**** Data entries

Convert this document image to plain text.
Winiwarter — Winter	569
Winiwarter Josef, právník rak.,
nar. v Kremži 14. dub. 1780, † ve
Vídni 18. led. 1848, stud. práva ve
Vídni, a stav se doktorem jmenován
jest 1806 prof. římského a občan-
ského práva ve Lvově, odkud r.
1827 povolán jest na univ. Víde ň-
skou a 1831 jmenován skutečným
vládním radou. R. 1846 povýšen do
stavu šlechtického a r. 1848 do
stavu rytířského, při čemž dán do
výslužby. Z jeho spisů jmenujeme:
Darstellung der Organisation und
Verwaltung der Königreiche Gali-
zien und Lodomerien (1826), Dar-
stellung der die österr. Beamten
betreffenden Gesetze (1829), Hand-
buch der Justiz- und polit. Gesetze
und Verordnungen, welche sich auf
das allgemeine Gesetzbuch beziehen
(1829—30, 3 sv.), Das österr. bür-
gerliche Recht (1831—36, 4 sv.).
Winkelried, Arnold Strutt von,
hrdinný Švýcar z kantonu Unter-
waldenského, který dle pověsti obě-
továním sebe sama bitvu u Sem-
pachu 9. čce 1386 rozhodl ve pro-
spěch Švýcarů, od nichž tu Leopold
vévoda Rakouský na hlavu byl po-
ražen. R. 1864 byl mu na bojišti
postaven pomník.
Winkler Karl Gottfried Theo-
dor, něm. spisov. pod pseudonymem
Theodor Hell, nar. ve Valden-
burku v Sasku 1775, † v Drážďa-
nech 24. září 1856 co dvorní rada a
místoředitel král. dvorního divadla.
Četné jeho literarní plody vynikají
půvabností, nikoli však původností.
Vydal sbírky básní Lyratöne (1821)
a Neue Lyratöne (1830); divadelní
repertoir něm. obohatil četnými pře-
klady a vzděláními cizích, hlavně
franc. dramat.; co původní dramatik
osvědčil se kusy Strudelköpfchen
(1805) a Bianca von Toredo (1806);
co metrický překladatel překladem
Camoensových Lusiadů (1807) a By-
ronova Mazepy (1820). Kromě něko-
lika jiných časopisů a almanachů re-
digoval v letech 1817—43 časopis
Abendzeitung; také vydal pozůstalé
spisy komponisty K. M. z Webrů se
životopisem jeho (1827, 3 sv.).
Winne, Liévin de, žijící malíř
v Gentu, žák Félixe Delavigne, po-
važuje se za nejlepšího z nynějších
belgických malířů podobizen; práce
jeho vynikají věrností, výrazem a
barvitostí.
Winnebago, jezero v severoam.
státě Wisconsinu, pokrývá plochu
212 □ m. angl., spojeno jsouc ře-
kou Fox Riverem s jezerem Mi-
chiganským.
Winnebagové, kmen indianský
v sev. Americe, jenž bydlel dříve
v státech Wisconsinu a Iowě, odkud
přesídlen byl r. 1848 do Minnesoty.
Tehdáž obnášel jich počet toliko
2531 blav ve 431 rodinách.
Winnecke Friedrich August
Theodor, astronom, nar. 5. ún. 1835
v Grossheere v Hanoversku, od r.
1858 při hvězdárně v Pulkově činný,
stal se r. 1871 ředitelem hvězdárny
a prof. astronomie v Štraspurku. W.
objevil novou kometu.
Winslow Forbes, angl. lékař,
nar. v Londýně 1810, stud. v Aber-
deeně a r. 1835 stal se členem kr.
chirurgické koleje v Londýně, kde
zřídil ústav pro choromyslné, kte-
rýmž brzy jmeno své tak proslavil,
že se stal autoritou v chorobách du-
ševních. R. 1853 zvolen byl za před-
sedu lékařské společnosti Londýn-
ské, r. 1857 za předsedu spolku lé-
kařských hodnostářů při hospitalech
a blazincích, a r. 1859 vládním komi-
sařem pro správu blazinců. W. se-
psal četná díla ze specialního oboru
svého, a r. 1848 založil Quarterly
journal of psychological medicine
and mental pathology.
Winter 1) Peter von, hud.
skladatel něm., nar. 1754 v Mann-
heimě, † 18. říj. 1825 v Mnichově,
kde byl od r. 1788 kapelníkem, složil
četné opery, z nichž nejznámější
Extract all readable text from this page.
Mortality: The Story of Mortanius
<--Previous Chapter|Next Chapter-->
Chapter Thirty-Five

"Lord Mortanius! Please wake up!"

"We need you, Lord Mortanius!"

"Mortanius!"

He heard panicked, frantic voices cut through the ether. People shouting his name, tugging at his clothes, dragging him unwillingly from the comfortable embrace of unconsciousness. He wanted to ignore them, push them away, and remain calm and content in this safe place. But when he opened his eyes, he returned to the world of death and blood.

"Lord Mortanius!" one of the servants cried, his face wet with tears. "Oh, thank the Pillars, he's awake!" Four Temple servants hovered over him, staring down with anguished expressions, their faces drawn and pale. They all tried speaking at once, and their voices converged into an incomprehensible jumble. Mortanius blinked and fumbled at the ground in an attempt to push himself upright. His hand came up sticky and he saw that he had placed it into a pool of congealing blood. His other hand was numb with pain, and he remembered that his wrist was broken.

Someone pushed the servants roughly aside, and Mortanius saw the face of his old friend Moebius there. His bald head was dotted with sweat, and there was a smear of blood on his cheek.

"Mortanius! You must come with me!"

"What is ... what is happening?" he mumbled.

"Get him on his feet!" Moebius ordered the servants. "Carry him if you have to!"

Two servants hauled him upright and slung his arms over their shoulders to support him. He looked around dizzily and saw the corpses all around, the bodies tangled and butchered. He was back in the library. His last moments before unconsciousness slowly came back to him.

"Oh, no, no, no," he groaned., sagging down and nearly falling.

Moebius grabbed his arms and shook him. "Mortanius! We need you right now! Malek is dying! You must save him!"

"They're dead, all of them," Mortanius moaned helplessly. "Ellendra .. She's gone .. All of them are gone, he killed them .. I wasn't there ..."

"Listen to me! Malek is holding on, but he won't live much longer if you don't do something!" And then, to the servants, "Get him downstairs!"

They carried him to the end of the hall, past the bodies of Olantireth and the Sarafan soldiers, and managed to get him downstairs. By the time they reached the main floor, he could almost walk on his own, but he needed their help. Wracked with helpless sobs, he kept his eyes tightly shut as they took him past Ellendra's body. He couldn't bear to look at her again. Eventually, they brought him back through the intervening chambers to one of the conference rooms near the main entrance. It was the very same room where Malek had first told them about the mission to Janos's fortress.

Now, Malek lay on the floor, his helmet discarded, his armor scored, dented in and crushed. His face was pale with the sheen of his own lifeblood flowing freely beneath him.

********

Set problem: List each line holding the string "Londýně".

Finished task:
nar. v Londýně 1810, stud. v Aber-
chirurgické koleje v Londýně, kde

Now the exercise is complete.